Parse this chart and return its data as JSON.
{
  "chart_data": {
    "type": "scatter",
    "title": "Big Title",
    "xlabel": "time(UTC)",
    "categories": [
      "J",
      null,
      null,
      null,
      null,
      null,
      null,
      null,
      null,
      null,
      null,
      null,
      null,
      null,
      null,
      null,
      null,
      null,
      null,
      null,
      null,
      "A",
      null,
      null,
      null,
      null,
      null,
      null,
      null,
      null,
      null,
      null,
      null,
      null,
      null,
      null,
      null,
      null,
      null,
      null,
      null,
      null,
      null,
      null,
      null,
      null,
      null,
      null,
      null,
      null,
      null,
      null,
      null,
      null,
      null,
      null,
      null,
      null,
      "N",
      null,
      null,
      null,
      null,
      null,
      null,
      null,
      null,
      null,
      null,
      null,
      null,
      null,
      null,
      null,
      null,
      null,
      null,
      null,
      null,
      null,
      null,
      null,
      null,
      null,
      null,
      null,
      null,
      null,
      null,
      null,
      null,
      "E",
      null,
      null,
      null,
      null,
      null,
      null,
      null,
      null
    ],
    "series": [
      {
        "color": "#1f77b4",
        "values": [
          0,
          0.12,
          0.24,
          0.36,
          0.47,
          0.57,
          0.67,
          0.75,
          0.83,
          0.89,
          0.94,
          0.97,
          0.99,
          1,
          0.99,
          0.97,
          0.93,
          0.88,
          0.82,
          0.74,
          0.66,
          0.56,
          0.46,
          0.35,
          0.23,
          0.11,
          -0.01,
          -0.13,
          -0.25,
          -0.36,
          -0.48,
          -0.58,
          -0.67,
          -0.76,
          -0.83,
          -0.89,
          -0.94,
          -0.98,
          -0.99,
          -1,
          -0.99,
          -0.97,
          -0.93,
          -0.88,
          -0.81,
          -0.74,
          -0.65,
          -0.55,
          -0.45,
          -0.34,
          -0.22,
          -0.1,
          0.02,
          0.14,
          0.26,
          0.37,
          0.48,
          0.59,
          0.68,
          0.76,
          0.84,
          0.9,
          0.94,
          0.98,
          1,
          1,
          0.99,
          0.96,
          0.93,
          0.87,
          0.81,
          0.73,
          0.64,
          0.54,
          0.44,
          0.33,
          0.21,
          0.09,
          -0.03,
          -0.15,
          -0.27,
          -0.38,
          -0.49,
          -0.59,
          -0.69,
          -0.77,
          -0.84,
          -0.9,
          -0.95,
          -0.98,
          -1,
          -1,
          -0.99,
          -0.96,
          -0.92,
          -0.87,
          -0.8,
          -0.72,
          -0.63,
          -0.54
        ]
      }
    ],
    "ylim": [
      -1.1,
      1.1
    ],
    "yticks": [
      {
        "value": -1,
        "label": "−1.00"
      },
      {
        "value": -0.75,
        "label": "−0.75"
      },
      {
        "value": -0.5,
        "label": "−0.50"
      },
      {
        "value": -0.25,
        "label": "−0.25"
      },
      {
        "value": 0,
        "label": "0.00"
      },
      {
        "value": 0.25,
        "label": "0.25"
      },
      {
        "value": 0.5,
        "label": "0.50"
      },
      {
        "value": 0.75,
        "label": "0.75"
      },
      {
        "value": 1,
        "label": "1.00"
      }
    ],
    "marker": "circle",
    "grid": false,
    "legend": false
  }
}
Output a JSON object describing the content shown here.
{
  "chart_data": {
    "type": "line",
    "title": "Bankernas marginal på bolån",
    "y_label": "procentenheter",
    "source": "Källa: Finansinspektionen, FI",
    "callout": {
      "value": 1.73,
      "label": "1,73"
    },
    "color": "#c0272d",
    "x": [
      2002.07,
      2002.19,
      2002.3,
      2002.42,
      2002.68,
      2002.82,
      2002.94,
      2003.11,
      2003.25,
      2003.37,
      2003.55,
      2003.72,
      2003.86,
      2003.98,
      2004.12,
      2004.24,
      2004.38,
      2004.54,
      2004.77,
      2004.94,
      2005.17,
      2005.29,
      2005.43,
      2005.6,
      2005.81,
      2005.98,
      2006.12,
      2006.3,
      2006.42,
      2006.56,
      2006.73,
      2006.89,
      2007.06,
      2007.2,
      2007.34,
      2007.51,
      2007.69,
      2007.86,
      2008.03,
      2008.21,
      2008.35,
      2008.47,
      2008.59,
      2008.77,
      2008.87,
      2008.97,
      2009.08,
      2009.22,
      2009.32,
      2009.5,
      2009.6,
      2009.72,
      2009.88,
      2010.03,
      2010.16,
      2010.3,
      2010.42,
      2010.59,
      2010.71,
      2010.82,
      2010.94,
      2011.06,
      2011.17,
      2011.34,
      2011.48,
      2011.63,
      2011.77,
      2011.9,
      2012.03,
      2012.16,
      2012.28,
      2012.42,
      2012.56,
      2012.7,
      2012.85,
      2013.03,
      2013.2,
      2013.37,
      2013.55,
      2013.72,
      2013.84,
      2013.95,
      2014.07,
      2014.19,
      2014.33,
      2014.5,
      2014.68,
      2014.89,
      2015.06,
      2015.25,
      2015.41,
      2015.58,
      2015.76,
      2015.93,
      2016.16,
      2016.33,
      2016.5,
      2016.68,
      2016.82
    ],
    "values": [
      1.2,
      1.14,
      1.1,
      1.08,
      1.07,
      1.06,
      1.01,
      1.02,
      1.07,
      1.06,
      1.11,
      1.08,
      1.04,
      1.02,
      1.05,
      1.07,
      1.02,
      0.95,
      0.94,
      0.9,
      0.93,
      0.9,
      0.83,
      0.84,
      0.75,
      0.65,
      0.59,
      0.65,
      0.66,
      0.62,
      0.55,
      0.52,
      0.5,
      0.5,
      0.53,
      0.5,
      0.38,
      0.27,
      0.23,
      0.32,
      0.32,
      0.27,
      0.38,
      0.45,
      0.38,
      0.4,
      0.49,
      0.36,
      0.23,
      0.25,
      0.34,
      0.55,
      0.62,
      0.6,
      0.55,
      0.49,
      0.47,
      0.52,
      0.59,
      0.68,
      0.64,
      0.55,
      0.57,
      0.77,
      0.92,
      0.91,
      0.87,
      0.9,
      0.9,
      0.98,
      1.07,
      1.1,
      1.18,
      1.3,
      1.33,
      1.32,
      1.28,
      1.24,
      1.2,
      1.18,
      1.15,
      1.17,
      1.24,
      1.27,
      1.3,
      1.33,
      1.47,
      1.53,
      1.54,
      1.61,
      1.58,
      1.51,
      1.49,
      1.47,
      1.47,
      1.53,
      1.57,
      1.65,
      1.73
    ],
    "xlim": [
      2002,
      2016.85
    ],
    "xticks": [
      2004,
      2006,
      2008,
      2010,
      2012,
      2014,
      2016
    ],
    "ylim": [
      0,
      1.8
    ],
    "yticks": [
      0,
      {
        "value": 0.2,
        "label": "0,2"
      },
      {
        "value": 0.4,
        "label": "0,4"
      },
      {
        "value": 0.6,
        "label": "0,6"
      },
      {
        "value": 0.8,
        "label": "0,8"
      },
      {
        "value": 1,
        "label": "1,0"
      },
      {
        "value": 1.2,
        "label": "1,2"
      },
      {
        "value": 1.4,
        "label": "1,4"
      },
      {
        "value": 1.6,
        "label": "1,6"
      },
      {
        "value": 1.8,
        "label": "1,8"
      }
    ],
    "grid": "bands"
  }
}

## EXERCISE REQUIREMENTS:
Take the lines above and print them exactly.

## WRITTEN REPLY:
Parse this chart and return its data as JSON.
{
  "chart_data": {
    "type": "scatter",
    "title": "Big Title",
    "xlabel": "time(UTC)",
    "categories": [
      "J",
      null,
      null,
      null,
      null,
      null,
      null,
      null,
      null,
      null,
      null,
      null,
      null,
      null,
      null,
      null,
      null,
      null,
      null,
      null,
      null,
      "A",
      null,
      null,
      null,
      null,
      null,
      null,
      null,
      null,
      null,
      null,
      null,
      null,
      null,
      null,
      null,
      null,
      null,
      null,
      null,
      null,
      null,
      null,
      null,
      null,
      null,
      null,
      null,
      null,
      null,
      null,
      null,
      null,
      null,
      null,
      null,
      null,
      "N",
      null,
      null,
      null,
      null,
      null,
      null,
      null,
      null,
      null,
      null,
      null,
      null,
      null,
      null,
      null,
      null,
      null,
      null,
      null,
      null,
      null,
      null,
      null,
      null,
      null,
      null,
      null,
      null,
      null,
      null,
      null,
      null,
      "E",
      null,
      null,
      null,
      null,
      null,
      null,
      null,
      null
    ],
    "series": [
      {
        "color": "#1f77b4",
        "values": [
          0,
          0.12,
          0.24,
          0.36,
          0.47,
          0.57,
          0.67,
          0.75,
          0.83,
          0.89,
          0.94,
          0.97,
          0.99,
          1,
          0.99,
          0.97,
          0.93,
          0.88,
          0.82,
          0.74,
          0.66,
          0.56,
          0.46,
          0.35,
          0.23,
          0.11,
          -0.01,
          -0.13,
          -0.25,
          -0.36,
          -0.48,
          -0.58,
          -0.67,
          -0.76,
          -0.83,
          -0.89,
          -0.94,
          -0.98,
          -0.99,
          -1,
          -0.99,
          -0.97,
          -0.93,
          -0.88,
          -0.81,
          -0.74,
          -0.65,
          -0.55,
          -0.45,
          -0.34,
          -0.22,
          -0.1,
          0.02,
          0.14,
          0.26,
          0.37,
          0.48,
          0.59,
          0.68,
          0.76,
          0.84,
          0.9,
          0.94,
          0.98,
          1,
          1,
          0.99,
          0.96,
          0.93,
          0.87,
          0.81,
          0.73,
          0.64,
          0.54,
          0.44,
          0.33,
          0.21,
          0.09,
          -0.03,
          -0.15,
          -0.27,
          -0.38,
          -0.49,
          -0.59,
          -0.69,
          -0.77,
          -0.84,
          -0.9,
          -0.95,
          -0.98,
          -1,
          -1,
          -0.99,
          -0.96,
          -0.92,
          -0.87,
          -0.8,
          -0.72,
          -0.63,
          -0.54
        ]
      }
    ],
    "ylim": [
      -1.1,
      1.1
    ],
    "yticks": [
      {
        "value": -1,
        "label": "−1.00"
      },
      {
        "value": -0.75,
        "label": "−0.75"
      },
      {
        "value": -0.5,
        "label": "−0.50"
      },
      {
        "value": -0.25,
        "label": "−0.25"
      },
      {
        "value": 0,
        "label": "0.00"
      },
      {
        "value": 0.25,
        "label": "0.25"
      },
      {
        "value": 0.5,
        "label": "0.50"
      },
      {
        "value": 0.75,
        "label": "0.75"
      },
      {
        "value": 1,
        "label": "1.00"
      }
    ],
    "marker": "circle",
    "grid": false,
    "legend": false
  }
}
Output a JSON object describing the content shown here.
{
  "chart_data": {
    "type": "line",
    "title": "Bankernas marginal på bolån",
    "y_label": "procentenheter",
    "source": "Källa: Finansinspektionen, FI",
    "callout": {
      "value": 1.73,
      "label": "1,73"
    },
    "color": "#c0272d",
    "x": [
      2002.07,
      2002.19,
      2002.3,
      2002.42,
      2002.68,
      2002.82,
      2002.94,
      2003.11,
      2003.25,
      2003.37,
      2003.55,
      2003.72,
      2003.86,
      2003.98,
      2004.12,
      2004.24,
      2004.38,
      2004.54,
      2004.77,
      2004.94,
      2005.17,
      2005.29,
      2005.43,
      2005.6,
      2005.81,
      2005.98,
      2006.12,
      2006.3,
      2006.42,
      2006.56,
      2006.73,
      2006.89,
      2007.06,
      2007.2,
      2007.34,
      2007.51,
      2007.69,
      2007.86,
      2008.03,
      2008.21,
      2008.35,
      2008.47,
      2008.59,
      2008.77,
      2008.87,
      2008.97,
      2009.08,
      2009.22,
      2009.32,
      2009.5,
      2009.6,
      2009.72,
      2009.88,
      2010.03,
      2010.16,
      2010.3,
      2010.42,
      2010.59,
      2010.71,
      2010.82,
      2010.94,
      2011.06,
      2011.17,
      2011.34,
      2011.48,
      2011.63,
      2011.77,
      2011.9,
      2012.03,
      2012.16,
      2012.28,
      2012.42,
      2012.56,
      2012.7,
      2012.85,
      2013.03,
      2013.2,
      2013.37,
      2013.55,
      2013.72,
      2013.84,
      2013.95,
      2014.07,
      2014.19,
      2014.33,
      2014.5,
      2014.68,
      2014.89,
      2015.06,
      2015.25,
      2015.41,
      2015.58,
      2015.76,
      2015.93,
      2016.16,
      2016.33,
      2016.5,
      2016.68,
      2016.82
    ],
    "values": [
      1.2,
      1.14,
      1.1,
      1.08,
      1.07,
      1.06,
      1.01,
      1.02,
      1.07,
      1.06,
      1.11,
      1.08,
      1.04,
      1.02,
      1.05,
      1.07,
      1.02,
      0.95,
      0.94,
      0.9,
      0.93,
      0.9,
      0.83,
      0.84,
      0.75,
      0.65,
      0.59,
      0.65,
      0.66,
      0.62,
      0.55,
      0.52,
      0.5,
      0.5,
      0.53,
      0.5,
      0.38,
      0.27,
      0.23,
      0.32,
      0.32,
      0.27,
      0.38,
      0.45,
      0.38,
      0.4,
      0.49,
      0.36,
      0.23,
      0.25,
      0.34,
      0.55,
      0.62,
      0.6,
      0.55,
      0.49,
      0.47,
      0.52,
      0.59,
      0.68,
      0.64,
      0.55,
      0.57,
      0.77,
      0.92,
      0.91,
      0.87,
      0.9,
      0.9,
      0.98,
      1.07,
      1.1,
      1.18,
      1.3,
      1.33,
      1.32,
      1.28,
      1.24,
      1.2,
      1.18,
      1.15,
      1.17,
      1.24,
      1.27,
      1.3,
      1.33,
      1.47,
      1.53,
      1.54,
      1.61,
      1.58,
      1.51,
      1.49,
      1.47,
      1.47,
      1.53,
      1.57,
      1.65,
      1.73
    ],
    "xlim": [
      2002,
      2016.85
    ],
    "xticks": [
      2004,
      2006,
      2008,
      2010,
      2012,
      2014,
      2016
    ],
    "ylim": [
      0,
      1.8
    ],
    "yticks": [
      0,
      {
        "value": 0.2,
        "label": "0,2"
      },
      {
        "value": 0.4,
        "label": "0,4"
      },
      {
        "value": 0.6,
        "label": "0,6"
      },
      {
        "value": 0.8,
        "label": "0,8"
      },
      {
        "value": 1,
        "label": "1,0"
      },
      {
        "value": 1.2,
        "label": "1,2"
      },
      {
        "value": 1.4,
        "label": "1,4"
      },
      {
        "value": 1.6,
        "label": "1,6"
      },
      {
        "value": 1.8,
        "label": "1,8"
      }
    ],
    "grid": "bands"
  }
}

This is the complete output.